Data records
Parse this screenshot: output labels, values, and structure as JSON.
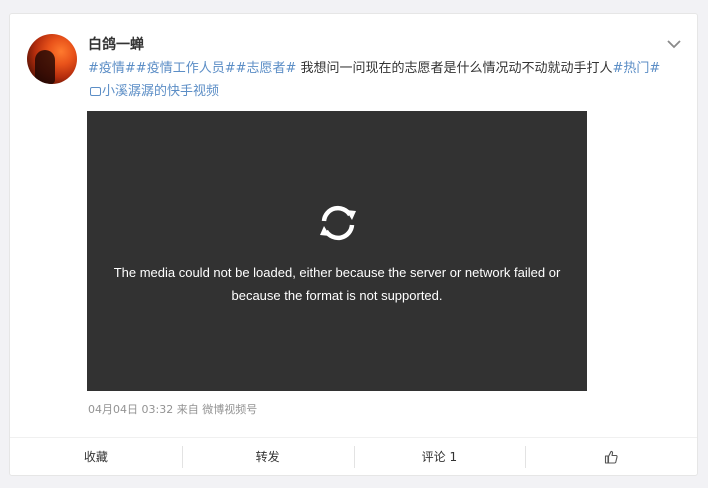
{
  "post": {
    "username": "白鸽一蝉",
    "tags": [
      "#疫情#",
      "#疫情工作人员#",
      "#志愿者#"
    ],
    "text": " 我想问一问现在的志愿者是什么情况动不动就动手打人",
    "trailing_tag": "#热门#",
    "link_text": "小溪潺潺的快手视频",
    "timestamp": "04月04日 03:32",
    "source_prefix": "来自",
    "source": "微博视频号"
  },
  "video": {
    "error_line1": "The media could not be loaded, either because the server or network failed or",
    "error_line2": "because the format is not supported."
  },
  "footer": {
    "favorite": "收藏",
    "repost": "转发",
    "comment": "评论 1",
    "like_icon": "thumbs-up-icon"
  },
  "colors": {
    "tag": "#5c8ec6",
    "video_bg": "#323232",
    "meta": "#939393"
  }
}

» **Directions**
Copy out every line of the data that includes the word "because".

» **Written solution**
    "error_line1": "The media could not be loaded, either because the server or network failed or",
    "error_line2": "because the format is not supported."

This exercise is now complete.